Exercise brief: Lay out every entry below as a Markdown table with two columns, "No." for a running row number and "Entry" for the text of each line. Skip blank lines and leave the pictures out of the table.

Extracted records:
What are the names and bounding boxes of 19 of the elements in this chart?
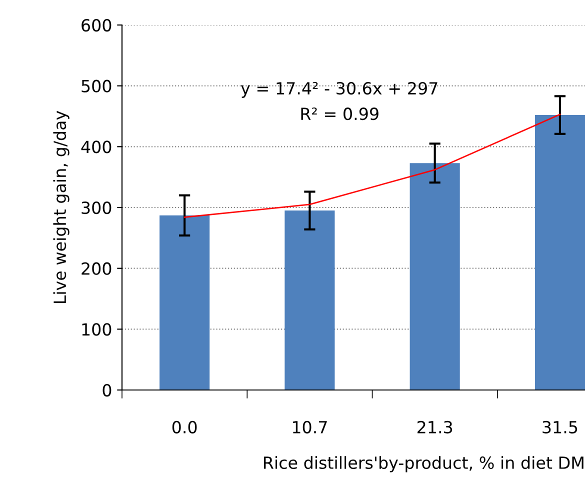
bar bbox=[534, 115, 585, 390]
x-tick-label: 0.0 bbox=[172, 420, 197, 434]
annotation: R² = 0.99 bbox=[301, 108, 378, 120]
x-tick-label: 10.7 bbox=[292, 420, 327, 434]
y-tick-label: 600 bbox=[82, 18, 112, 32]
x-axis-title: Rice distillers'by-product, % in diet DM bbox=[264, 456, 584, 472]
y-tick-label: 500 bbox=[82, 80, 112, 92]
y-tick-label: 100 bbox=[82, 323, 112, 336]
bar bbox=[284, 210, 335, 390]
y-tick-label: 0 bbox=[102, 384, 112, 397]
y-tick-label: 300 bbox=[82, 201, 112, 214]
y-tick-label: 200 bbox=[82, 262, 112, 275]
bar bbox=[410, 163, 460, 390]
bar bbox=[160, 215, 210, 390]
x-tick-label: 31.5 bbox=[542, 420, 578, 434]
annotation: y = 17.4² - 30.6x + 297 bbox=[241, 82, 438, 98]
x-tick-label: 21.3 bbox=[418, 420, 452, 434]
y-axis-title: Live weight gain, g/day bbox=[53, 110, 70, 303]
y-tick-label: 400 bbox=[81, 140, 112, 154]
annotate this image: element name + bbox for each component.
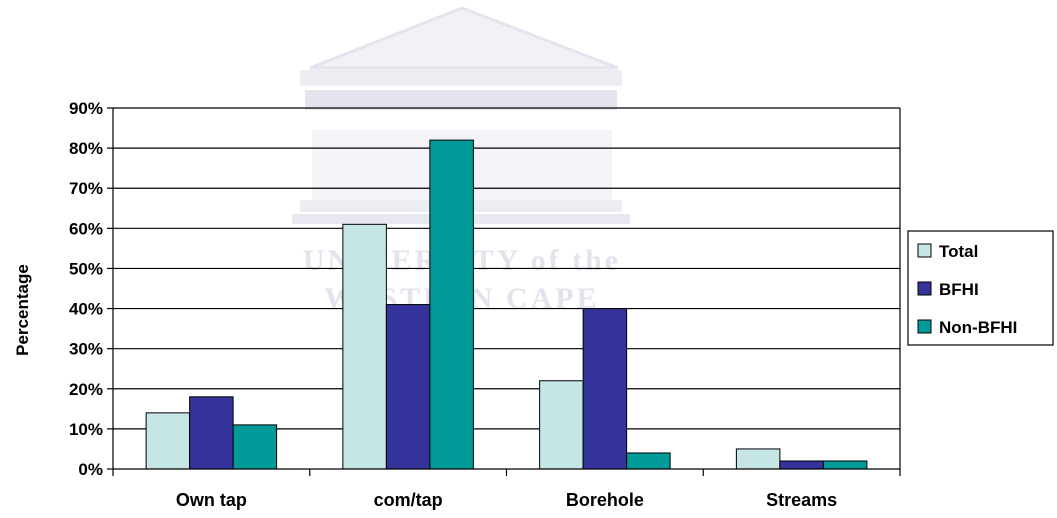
x-category-label: Own tap [176,490,247,510]
bar-total-1 [342,223,387,470]
bar-non-bfhi-0 [232,424,278,470]
y-tick-label: 60% [69,219,103,238]
y-tick-label: 30% [69,340,103,359]
bar-non-bfhi-2 [626,452,671,470]
bars [145,139,868,470]
bar-total-0 [145,412,191,470]
bar-bfhi-0 [189,396,234,470]
axes [107,107,901,476]
legend-label: Non-BFHI [939,318,1017,337]
x-category-labels: Own tap com/tap Borehole Streams [176,490,837,510]
legend-swatch [917,243,932,258]
x-category-label: Borehole [566,490,644,510]
bar-bfhi-3 [779,460,824,470]
x-category-label: Streams [766,490,837,510]
bar-bfhi-2 [582,308,628,470]
y-tick-label: 90% [69,99,103,118]
y-tick-label: 80% [69,139,103,158]
legend-swatch [917,319,932,334]
y-tick-label: 20% [69,380,103,399]
y-tick-labels: 0% 10% 20% 30% 40% 50% 60% 70% 80% 90% [69,99,103,479]
y-tick-label: 0% [78,460,103,479]
y-tick-label: 40% [69,300,103,319]
bar-total-2 [539,380,584,470]
legend-label: Total [939,242,978,261]
x-category-label: com/tap [374,490,443,510]
bar-non-bfhi-1 [429,139,474,470]
bar-total-3 [735,448,781,470]
y-tick-label: 50% [69,259,103,278]
y-tick-label: 10% [69,420,103,439]
legend-box [907,230,1054,346]
legend: Total BFHI Non-BFHI [907,230,1054,346]
legend-label: BFHI [939,280,979,299]
y-tick-label: 70% [69,179,103,198]
bar-bfhi-1 [385,304,431,470]
legend-swatch [917,281,932,296]
y-axis-label: Percentage [13,264,32,356]
bar-non-bfhi-3 [822,460,868,470]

Written response:
| No. | Entry |
|---|---|
| 1 | What are the names and bounding boxes of 19 of the elements in this chart? |
| 2 | bar bbox=[534, 115, 585, 390] |
| 3 | x-tick-label: 0.0 bbox=[172, 420, 197, 434] |
| 4 | annotation: R² = 0.99 bbox=[301, 108, 378, 120] |
| 5 | x-tick-label: 10.7 bbox=[292, 420, 327, 434] |
| 6 | y-tick-label: 600 bbox=[82, 18, 112, 32] |
| 7 | x-axis-title: Rice distillers'by-product, % in diet DM bbox=[264, 456, 584, 472] |
| 8 | y-tick-label: 500 bbox=[82, 80, 112, 92] |
| 9 | y-tick-label: 100 bbox=[82, 323, 112, 336] |
| 10 | bar bbox=[284, 210, 335, 390] |
| 11 | y-tick-label: 0 bbox=[102, 384, 112, 397] |
| 12 | y-tick-label: 300 bbox=[82, 201, 112, 214] |
| 13 | y-tick-label: 200 bbox=[82, 262, 112, 275] |
| 14 | bar bbox=[410, 163, 460, 390] |
| 15 | bar bbox=[160, 215, 210, 390] |
| 16 | x-tick-label: 31.5 bbox=[542, 420, 578, 434] |
| 17 | annotation: y = 17.4² - 30.6x + 297 bbox=[241, 82, 438, 98] |
| 18 | x-tick-label: 21.3 bbox=[418, 420, 452, 434] |
| 19 | y-axis-title: Live weight gain, g/day bbox=[53, 110, 70, 303] |
| 20 | y-tick-label: 400 bbox=[81, 140, 112, 154] |
| 21 | annotate this image: element name + bbox for each component. |
| 22 | x-category-label: Own tap [176,490,247,510] |
| 23 | bar-total-1 [342,223,387,470] |
| 24 | bar-non-bfhi-0 [232,424,278,470] |
| 25 | y-tick-label: 60% [69,219,103,238] |
| 26 | y-tick-label: 30% [69,340,103,359] |
| 27 | bar-non-bfhi-2 [626,452,671,470] |
| 28 | bars [145,139,868,470] |
| 29 | bar-total-0 [145,412,191,470] |
| 30 | bar-bfhi-0 [189,396,234,470] |
| 31 | axes [107,107,901,476] |
| 32 | legend-label: Non-BFHI [939,318,1017,337] |
| 33 | x-category-labels: Own tap com/tap Borehole Streams [176,490,837,510] |
| 34 | legend-swatch [917,243,932,258] |
| 35 | x-category-label: Borehole [566,490,644,510] |
| 36 | bar-bfhi-3 [779,460,824,470] |
| 37 | x-category-label: Streams [766,490,837,510] |
| 38 | bar-bfhi-2 [582,308,628,470] |
| 39 | y-tick-label: 90% [69,99,103,118] |
| 40 | y-tick-label: 80% [69,139,103,158] |
| 41 | legend-swatch [917,319,932,334] |
| 42 | y-tick-label: 20% [69,380,103,399] |
| 43 | y-tick-labels: 0% 10% 20% 30% 40% 50% 60% 70% 80% 90% [69,99,103,479] |
| 44 | y-tick-label: 0% [78,460,103,479] |
| 45 | y-tick-label: 40% [69,300,103,319] |
| 46 | bar-total-2 [539,380,584,470] |
| 47 | legend-label: Total [939,242,978,261] |
| 48 | x-category-label: com/tap [374,490,443,510] |
| 49 | bar-non-bfhi-1 [429,139,474,470] |
| 50 | bar-total-3 [735,448,781,470] |
| 51 | y-tick-label: 50% [69,259,103,278] |
| 52 | y-tick-label: 10% [69,420,103,439] |
| 53 | legend-box [907,230,1054,346] |
| 54 | legend: Total BFHI Non-BFHI [907,230,1054,346] |
| 55 | legend-label: BFHI [939,280,979,299] |
| 56 | y-tick-label: 70% [69,179,103,198] |
| 57 | bar-bfhi-1 [385,304,431,470] |
| 58 | legend-swatch [917,281,932,296] |
| 59 | y-axis-label: Percentage [13,264,32,356] |
| 60 | bar-non-bfhi-3 [822,460,868,470] |